**WHAT YOU WILL DO**
Convert the records below into a JSON list of strings, one string per line, leaving out any blank lines.

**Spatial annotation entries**
------------------------
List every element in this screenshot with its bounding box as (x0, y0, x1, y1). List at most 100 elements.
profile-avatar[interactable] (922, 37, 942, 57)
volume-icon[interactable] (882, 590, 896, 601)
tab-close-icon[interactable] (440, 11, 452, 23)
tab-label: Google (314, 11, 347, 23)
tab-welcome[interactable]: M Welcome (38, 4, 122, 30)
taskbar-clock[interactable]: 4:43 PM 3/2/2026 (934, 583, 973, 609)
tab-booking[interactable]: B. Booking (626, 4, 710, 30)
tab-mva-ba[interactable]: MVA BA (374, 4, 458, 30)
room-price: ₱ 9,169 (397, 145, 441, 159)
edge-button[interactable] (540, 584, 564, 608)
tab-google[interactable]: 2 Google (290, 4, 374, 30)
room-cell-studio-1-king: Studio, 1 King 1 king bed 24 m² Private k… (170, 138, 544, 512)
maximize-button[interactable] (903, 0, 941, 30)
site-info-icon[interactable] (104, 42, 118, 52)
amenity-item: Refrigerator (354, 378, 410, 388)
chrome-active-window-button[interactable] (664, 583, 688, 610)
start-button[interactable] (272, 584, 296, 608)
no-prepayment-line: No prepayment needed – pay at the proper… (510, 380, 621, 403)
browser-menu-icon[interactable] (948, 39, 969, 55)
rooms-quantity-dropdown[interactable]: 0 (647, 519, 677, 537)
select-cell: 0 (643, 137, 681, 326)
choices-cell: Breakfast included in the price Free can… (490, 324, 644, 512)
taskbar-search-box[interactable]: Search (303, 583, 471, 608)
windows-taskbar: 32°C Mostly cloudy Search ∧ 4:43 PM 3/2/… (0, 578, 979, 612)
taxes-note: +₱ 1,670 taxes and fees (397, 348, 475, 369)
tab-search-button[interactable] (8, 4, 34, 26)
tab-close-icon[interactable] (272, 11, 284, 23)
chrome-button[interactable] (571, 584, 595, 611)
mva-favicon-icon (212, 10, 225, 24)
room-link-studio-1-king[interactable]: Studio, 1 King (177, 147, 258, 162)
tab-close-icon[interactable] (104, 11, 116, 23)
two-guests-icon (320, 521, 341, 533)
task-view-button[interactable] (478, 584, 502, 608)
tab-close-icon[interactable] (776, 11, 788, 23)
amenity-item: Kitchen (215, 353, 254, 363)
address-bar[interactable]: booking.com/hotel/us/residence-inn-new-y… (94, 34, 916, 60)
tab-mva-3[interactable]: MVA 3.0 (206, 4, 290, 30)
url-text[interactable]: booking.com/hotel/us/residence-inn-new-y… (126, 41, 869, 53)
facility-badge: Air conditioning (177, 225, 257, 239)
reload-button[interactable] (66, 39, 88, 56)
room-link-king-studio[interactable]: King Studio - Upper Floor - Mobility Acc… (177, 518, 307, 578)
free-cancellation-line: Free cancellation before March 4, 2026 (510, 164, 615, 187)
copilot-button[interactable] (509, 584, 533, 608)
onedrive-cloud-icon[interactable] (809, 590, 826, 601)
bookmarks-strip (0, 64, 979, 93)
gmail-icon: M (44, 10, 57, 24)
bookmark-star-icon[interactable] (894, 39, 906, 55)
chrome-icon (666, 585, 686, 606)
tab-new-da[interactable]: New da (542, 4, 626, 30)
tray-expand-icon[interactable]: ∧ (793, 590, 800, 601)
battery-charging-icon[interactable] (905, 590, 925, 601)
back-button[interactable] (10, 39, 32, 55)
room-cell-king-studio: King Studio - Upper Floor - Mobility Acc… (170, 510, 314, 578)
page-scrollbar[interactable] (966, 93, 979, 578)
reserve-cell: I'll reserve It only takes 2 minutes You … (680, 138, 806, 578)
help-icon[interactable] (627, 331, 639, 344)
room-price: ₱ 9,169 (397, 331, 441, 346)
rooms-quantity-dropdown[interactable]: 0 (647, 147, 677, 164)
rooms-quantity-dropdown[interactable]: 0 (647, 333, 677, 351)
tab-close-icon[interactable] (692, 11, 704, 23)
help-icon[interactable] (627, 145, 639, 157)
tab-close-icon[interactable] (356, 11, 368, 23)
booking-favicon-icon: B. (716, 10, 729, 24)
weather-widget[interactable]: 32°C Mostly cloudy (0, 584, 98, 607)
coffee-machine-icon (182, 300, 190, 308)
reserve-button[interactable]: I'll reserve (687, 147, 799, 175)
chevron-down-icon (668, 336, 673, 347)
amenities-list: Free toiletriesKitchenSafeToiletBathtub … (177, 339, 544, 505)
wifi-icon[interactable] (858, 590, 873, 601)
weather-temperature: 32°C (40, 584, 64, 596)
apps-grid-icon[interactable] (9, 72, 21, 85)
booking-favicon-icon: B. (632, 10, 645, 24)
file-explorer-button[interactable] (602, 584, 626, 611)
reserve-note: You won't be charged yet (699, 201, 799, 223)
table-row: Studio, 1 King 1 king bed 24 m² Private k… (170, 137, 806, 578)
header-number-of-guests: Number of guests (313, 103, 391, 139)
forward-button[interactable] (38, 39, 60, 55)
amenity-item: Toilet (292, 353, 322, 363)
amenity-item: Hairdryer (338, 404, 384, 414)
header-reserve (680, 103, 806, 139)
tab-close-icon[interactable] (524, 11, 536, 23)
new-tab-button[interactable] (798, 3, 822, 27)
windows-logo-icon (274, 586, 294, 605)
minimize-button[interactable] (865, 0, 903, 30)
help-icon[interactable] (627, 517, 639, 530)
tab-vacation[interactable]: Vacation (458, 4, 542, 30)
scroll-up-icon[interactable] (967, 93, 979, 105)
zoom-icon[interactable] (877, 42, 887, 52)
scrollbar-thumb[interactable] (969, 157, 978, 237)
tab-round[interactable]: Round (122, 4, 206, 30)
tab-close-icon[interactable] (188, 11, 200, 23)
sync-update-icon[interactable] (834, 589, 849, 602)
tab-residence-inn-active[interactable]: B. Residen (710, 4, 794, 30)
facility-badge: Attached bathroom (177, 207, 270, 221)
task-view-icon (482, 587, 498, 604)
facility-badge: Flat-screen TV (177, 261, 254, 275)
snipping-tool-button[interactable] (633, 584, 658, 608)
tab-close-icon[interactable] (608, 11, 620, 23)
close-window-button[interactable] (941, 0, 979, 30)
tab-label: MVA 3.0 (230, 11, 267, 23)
------------------------
**COMPLETE ANSWER**
[
  "List every element in this screenshot with its bounding box as (x0, y0, x1, y1). List at most 100 elements.",
  "profile-avatar[interactable] (922, 37, 942, 57)",
  "volume-icon[interactable] (882, 590, 896, 601)",
  "tab-close-icon[interactable] (440, 11, 452, 23)",
  "tab-label: Google (314, 11, 347, 23)",
  "tab-welcome[interactable]: M Welcome (38, 4, 122, 30)",
  "taskbar-clock[interactable]: 4:43 PM 3/2/2026 (934, 583, 973, 609)",
  "tab-booking[interactable]: B. Booking (626, 4, 710, 30)",
  "tab-mva-ba[interactable]: MVA BA (374, 4, 458, 30)",
  "room-price: ₱ 9,169 (397, 145, 441, 159)",
  "edge-button[interactable] (540, 584, 564, 608)",
  "tab-google[interactable]: 2 Google (290, 4, 374, 30)",
  "room-cell-studio-1-king: Studio, 1 King 1 king bed 24 m² Private k… (170, 138, 544, 512)",
  "maximize-button[interactable] (903, 0, 941, 30)",
  "site-info-icon[interactable] (104, 42, 118, 52)",
  "amenity-item: Refrigerator (354, 378, 410, 388)",
  "chrome-active-window-button[interactable] (664, 583, 688, 610)",
  "start-button[interactable] (272, 584, 296, 608)",
  "no-prepayment-line: No prepayment needed – pay at the proper… (510, 380, 621, 403)",
  "browser-menu-icon[interactable] (948, 39, 969, 55)",
  "rooms-quantity-dropdown[interactable]: 0 (647, 519, 677, 537)",
  "select-cell: 0 (643, 137, 681, 326)",
  "choices-cell: Breakfast included in the price Free can… (490, 324, 644, 512)",
  "taskbar-search-box[interactable]: Search (303, 583, 471, 608)",
  "windows-taskbar: 32°C Mostly cloudy Search ∧ 4:43 PM 3/2/… (0, 578, 979, 612)",
  "taxes-note: +₱ 1,670 taxes and fees (397, 348, 475, 369)",
  "tab-search-button[interactable] (8, 4, 34, 26)",
  "tab-close-icon[interactable] (272, 11, 284, 23)",
  "chrome-button[interactable] (571, 584, 595, 611)",
  "mva-favicon-icon (212, 10, 225, 24)",
  "room-link-studio-1-king[interactable]: Studio, 1 King (177, 147, 258, 162)",
  "tab-close-icon[interactable] (104, 11, 116, 23)",
  "two-guests-icon (320, 521, 341, 533)",
  "task-view-button[interactable] (478, 584, 502, 608)",
  "tab-close-icon[interactable] (776, 11, 788, 23)",
  "amenity-item: Kitchen (215, 353, 254, 363)",
  "address-bar[interactable]: booking.com/hotel/us/residence-inn-new-y… (94, 34, 916, 60)",
  "tab-mva-3[interactable]: MVA 3.0 (206, 4, 290, 30)",
  "url-text[interactable]: booking.com/hotel/us/residence-inn-new-y… (126, 41, 869, 53)",
  "facility-badge: Air conditioning (177, 225, 257, 239)",
  "reload-button[interactable] (66, 39, 88, 56)",
  "room-link-king-studio[interactable]: King Studio - Upper Floor - Mobility Acc… (177, 518, 307, 578)",
  "free-cancellation-line: Free cancellation before March 4, 2026 (510, 164, 615, 187)",
  "copilot-button[interactable] (509, 584, 533, 608)",
  "onedrive-cloud-icon[interactable] (809, 590, 826, 601)",
  "bookmarks-strip (0, 64, 979, 93)",
  "gmail-icon: M (44, 10, 57, 24)",
  "bookmark-star-icon[interactable] (894, 39, 906, 55)",
  "chrome-icon (666, 585, 686, 606)",
  "tab-new-da[interactable]: New da (542, 4, 626, 30)",
  "tray-expand-icon[interactable]: ∧ (793, 590, 800, 601)",
  "battery-charging-icon[interactable] (905, 590, 925, 601)",
  "back-button[interactable] (10, 39, 32, 55)",
  "room-cell-king-studio: King Studio - Upper Floor - Mobility Acc… (170, 510, 314, 578)",
  "page-scrollbar[interactable] (966, 93, 979, 578)",
  "reserve-cell: I'll reserve It only takes 2 minutes You … (680, 138, 806, 578)",
  "help-icon[interactable] (627, 331, 639, 344)",
  "room-price: ₱ 9,169 (397, 331, 441, 346)",
  "rooms-quantity-dropdown[interactable]: 0 (647, 147, 677, 164)",
  "rooms-quantity-dropdown[interactable]: 0 (647, 333, 677, 351)",
  "tab-close-icon[interactable] (692, 11, 704, 23)",
  "help-icon[interactable] (627, 145, 639, 157)",
  "tab-close-icon[interactable] (356, 11, 368, 23)",
  "booking-favicon-icon: B. (716, 10, 729, 24)",
  "weather-widget[interactable]: 32°C Mostly cloudy (0, 584, 98, 607)",
  "coffee-machine-icon (182, 300, 190, 308)",
  "reserve-button[interactable]: I'll reserve (687, 147, 799, 175)",
  "chevron-down-icon (668, 336, 673, 347)",
  "amenities-list: Free toiletriesKitchenSafeToiletBathtub … (177, 339, 544, 505)",
  "wifi-icon[interactable] (858, 590, 873, 601)",
  "weather-temperature: 32°C (40, 584, 64, 596)",
  "apps-grid-icon[interactable] (9, 72, 21, 85)",
  "booking-favicon-icon: B. (632, 10, 645, 24)",
  "file-explorer-button[interactable] (602, 584, 626, 611)",
  "reserve-note: You won't be charged yet (699, 201, 799, 223)",
  "table-row: Studio, 1 King 1 king bed 24 m² Private k… (170, 137, 806, 578)",
  "header-number-of-guests: Number of guests (313, 103, 391, 139)",
  "forward-button[interactable] (38, 39, 60, 55)",
  "amenity-item: Toilet (292, 353, 322, 363)",
  "amenity-item: Hairdryer (338, 404, 384, 414)",
  "header-reserve (680, 103, 806, 139)",
  "tab-close-icon[interactable] (524, 11, 536, 23)",
  "new-tab-button[interactable] (798, 3, 822, 27)",
  "windows-logo-icon (274, 586, 294, 605)",
  "minimize-button[interactable] (865, 0, 903, 30)",
  "help-icon[interactable] (627, 517, 639, 530)",
  "tab-vacation[interactable]: Vacation (458, 4, 542, 30)",
  "scroll-up-icon[interactable] (967, 93, 979, 105)",
  "zoom-icon[interactable] (877, 42, 887, 52)",
  "scrollbar-thumb[interactable] (969, 157, 978, 237)",
  "tab-round[interactable]: Round (122, 4, 206, 30)",
  "tab-close-icon[interactable] (188, 11, 200, 23)",
  "sync-update-icon[interactable] (834, 589, 849, 602)",
  "tab-residence-inn-active[interactable]: B. Residen (710, 4, 794, 30)",
  "facility-badge: Attached bathroom (177, 207, 270, 221)",
  "task-view-icon (482, 587, 498, 604)",
  "facility-badge: Flat-screen TV (177, 261, 254, 275)",
  "snipping-tool-button[interactable] (633, 584, 658, 608)",
  "tab-close-icon[interactable] (608, 11, 620, 23)",
  "close-window-button[interactable] (941, 0, 979, 30)",
  "tab-label: MVA 3.0 (230, 11, 267, 23)"
]